- [Set task]:
Set down the material once more, exactly as it appears.

- [Exercise material]:
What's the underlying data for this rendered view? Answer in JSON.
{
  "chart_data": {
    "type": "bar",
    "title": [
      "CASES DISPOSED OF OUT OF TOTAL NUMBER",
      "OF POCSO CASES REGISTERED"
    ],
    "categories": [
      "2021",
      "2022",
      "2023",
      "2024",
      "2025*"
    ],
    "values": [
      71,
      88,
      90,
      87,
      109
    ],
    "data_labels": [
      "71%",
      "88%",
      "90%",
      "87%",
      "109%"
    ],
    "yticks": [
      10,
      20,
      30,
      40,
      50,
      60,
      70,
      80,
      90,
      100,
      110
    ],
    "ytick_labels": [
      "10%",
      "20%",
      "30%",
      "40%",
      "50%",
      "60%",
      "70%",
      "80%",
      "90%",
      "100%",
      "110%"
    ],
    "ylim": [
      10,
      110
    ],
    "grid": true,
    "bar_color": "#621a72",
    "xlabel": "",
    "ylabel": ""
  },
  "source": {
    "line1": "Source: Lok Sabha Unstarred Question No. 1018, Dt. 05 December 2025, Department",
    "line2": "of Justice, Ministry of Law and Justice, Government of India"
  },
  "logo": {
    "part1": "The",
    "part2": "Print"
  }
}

- [Solution]:
What's the underlying data for this rendered view? Answer in JSON.
{
  "chart_data": {
    "type": "bar",
    "title": [
      "CASES DISPOSED OF OUT OF TOTAL NUMBER",
      "OF POCSO CASES REGISTERED"
    ],
    "categories": [
      "2021",
      "2022",
      "2023",
      "2024",
      "2025*"
    ],
    "values": [
      71,
      88,
      90,
      87,
      109
    ],
    "data_labels": [
      "71%",
      "88%",
      "90%",
      "87%",
      "109%"
    ],
    "yticks": [
      10,
      20,
      30,
      40,
      50,
      60,
      70,
      80,
      90,
      100,
      110
    ],
    "ytick_labels": [
      "10%",
      "20%",
      "30%",
      "40%",
      "50%",
      "60%",
      "70%",
      "80%",
      "90%",
      "100%",
      "110%"
    ],
    "ylim": [
      10,
      110
    ],
    "grid": true,
    "bar_color": "#621a72",
    "xlabel": "",
    "ylabel": ""
  },
  "source": {
    "line1": "Source: Lok Sabha Unstarred Question No. 1018, Dt. 05 December 2025, Department",
    "line2": "of Justice, Ministry of Law and Justice, Government of India"
  },
  "logo": {
    "part1": "The",
    "part2": "Print"
  }
}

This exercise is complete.